— begin The input —

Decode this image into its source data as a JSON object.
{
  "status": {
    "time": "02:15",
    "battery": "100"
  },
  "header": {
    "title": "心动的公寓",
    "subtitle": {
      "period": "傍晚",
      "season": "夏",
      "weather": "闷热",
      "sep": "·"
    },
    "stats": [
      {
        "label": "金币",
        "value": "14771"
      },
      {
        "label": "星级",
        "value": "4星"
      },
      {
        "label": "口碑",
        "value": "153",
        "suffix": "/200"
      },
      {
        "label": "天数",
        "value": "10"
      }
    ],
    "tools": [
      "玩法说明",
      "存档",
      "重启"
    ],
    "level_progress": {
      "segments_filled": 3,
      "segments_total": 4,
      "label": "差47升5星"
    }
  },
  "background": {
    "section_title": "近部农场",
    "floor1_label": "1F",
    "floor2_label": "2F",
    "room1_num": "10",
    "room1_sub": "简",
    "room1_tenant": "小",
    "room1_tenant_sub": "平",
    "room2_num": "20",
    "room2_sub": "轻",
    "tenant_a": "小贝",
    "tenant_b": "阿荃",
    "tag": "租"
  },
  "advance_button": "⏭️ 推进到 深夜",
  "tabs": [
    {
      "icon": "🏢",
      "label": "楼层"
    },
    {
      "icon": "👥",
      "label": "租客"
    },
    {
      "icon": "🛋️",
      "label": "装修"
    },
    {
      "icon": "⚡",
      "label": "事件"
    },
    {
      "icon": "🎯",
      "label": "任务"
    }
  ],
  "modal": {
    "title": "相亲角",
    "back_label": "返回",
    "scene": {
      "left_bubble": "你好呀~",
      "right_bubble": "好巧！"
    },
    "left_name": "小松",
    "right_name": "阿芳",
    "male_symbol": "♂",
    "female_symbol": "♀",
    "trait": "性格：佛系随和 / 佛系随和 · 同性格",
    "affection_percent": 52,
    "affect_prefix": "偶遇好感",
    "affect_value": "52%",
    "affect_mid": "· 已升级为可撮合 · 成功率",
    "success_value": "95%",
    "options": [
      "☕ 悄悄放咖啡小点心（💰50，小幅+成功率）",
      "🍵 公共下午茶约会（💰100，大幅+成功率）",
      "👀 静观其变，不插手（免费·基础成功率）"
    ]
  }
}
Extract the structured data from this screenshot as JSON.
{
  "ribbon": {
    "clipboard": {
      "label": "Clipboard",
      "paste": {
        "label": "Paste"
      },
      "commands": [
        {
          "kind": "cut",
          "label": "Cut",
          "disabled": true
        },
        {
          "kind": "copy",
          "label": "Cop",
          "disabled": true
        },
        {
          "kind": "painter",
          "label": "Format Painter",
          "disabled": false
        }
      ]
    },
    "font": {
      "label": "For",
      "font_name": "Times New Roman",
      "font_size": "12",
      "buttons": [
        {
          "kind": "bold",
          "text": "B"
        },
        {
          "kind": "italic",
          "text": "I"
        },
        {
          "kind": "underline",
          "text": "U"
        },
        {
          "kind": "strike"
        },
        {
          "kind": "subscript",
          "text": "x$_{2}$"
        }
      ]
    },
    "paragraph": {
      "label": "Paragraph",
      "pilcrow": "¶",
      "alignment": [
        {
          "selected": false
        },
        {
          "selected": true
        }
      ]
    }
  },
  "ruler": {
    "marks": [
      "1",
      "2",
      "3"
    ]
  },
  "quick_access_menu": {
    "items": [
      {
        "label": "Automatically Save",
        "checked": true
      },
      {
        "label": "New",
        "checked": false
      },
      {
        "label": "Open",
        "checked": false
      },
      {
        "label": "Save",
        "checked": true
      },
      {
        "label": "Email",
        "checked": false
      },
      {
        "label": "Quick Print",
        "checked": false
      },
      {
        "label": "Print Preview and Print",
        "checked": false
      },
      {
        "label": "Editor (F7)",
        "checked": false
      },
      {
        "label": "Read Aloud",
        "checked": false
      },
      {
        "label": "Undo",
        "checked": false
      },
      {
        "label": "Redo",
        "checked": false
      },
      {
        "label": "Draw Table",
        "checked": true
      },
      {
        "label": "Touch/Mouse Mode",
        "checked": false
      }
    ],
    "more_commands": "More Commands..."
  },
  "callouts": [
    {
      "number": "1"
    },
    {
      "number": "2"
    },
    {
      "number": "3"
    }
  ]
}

— end The input —

Go through the data above and find the lines with the word "kind". Copy each of those lines.

          "kind": "cut",
          "kind": "copy",
          "kind": "painter",
          "kind": "bold",
          "kind": "italic",
          "kind": "underline",
          "kind": "strike"
          "kind": "subscript",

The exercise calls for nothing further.